AIM: Give the entries again exactly, every one of them.

DATA:
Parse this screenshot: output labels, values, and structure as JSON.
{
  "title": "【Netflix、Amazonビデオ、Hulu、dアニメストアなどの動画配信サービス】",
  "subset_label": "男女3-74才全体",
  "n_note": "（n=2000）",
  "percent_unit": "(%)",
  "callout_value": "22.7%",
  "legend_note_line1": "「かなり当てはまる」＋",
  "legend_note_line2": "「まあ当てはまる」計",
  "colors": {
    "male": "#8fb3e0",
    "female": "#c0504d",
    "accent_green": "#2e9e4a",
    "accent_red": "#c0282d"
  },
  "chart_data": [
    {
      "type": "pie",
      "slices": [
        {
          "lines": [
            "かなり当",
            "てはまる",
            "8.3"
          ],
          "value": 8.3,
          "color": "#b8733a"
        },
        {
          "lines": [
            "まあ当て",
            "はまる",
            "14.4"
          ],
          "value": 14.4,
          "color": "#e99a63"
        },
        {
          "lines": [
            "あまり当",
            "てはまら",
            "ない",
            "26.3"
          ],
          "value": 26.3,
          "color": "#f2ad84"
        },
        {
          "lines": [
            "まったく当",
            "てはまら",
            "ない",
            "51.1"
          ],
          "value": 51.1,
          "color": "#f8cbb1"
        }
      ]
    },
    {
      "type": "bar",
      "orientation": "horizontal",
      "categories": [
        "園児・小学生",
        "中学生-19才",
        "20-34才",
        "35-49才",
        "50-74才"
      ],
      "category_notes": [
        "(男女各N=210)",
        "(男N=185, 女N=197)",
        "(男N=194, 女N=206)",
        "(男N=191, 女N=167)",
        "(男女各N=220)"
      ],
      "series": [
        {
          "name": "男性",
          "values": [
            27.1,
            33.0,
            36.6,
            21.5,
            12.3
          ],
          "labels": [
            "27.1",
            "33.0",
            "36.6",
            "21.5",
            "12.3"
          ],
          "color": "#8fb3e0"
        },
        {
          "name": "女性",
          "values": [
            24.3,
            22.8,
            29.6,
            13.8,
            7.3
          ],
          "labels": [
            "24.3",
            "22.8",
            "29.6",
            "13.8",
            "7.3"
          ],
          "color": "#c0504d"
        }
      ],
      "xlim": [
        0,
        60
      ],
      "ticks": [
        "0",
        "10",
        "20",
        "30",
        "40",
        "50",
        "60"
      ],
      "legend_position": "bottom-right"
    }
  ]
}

CORRECT OUTPUT:
Parse this screenshot: output labels, values, and structure as JSON.
{
  "title": "【Netflix、Amazonビデオ、Hulu、dアニメストアなどの動画配信サービス】",
  "subset_label": "男女3-74才全体",
  "n_note": "（n=2000）",
  "percent_unit": "(%)",
  "callout_value": "22.7%",
  "legend_note_line1": "「かなり当てはまる」＋",
  "legend_note_line2": "「まあ当てはまる」計",
  "colors": {
    "male": "#8fb3e0",
    "female": "#c0504d",
    "accent_green": "#2e9e4a",
    "accent_red": "#c0282d"
  },
  "chart_data": [
    {
      "type": "pie",
      "slices": [
        {
          "lines": [
            "かなり当",
            "てはまる",
            "8.3"
          ],
          "value": 8.3,
          "color": "#b8733a"
        },
        {
          "lines": [
            "まあ当て",
            "はまる",
            "14.4"
          ],
          "value": 14.4,
          "color": "#e99a63"
        },
        {
          "lines": [
            "あまり当",
            "てはまら",
            "ない",
            "26.3"
          ],
          "value": 26.3,
          "color": "#f2ad84"
        },
        {
          "lines": [
            "まったく当",
            "てはまら",
            "ない",
            "51.1"
          ],
          "value": 51.1,
          "color": "#f8cbb1"
        }
      ]
    },
    {
      "type": "bar",
      "orientation": "horizontal",
      "categories": [
        "園児・小学生",
        "中学生-19才",
        "20-34才",
        "35-49才",
        "50-74才"
      ],
      "category_notes": [
        "(男女各N=210)",
        "(男N=185, 女N=197)",
        "(男N=194, 女N=206)",
        "(男N=191, 女N=167)",
        "(男女各N=220)"
      ],
      "series": [
        {
          "name": "男性",
          "values": [
            27.1,
            33.0,
            36.6,
            21.5,
            12.3
          ],
          "labels": [
            "27.1",
            "33.0",
            "36.6",
            "21.5",
            "12.3"
          ],
          "color": "#8fb3e0"
        },
        {
          "name": "女性",
          "values": [
            24.3,
            22.8,
            29.6,
            13.8,
            7.3
          ],
          "labels": [
            "24.3",
            "22.8",
            "29.6",
            "13.8",
            "7.3"
          ],
          "color": "#c0504d"
        }
      ],
      "xlim": [
        0,
        60
      ],
      "ticks": [
        "0",
        "10",
        "20",
        "30",
        "40",
        "50",
        "60"
      ],
      "legend_position": "bottom-right"
    }
  ]
}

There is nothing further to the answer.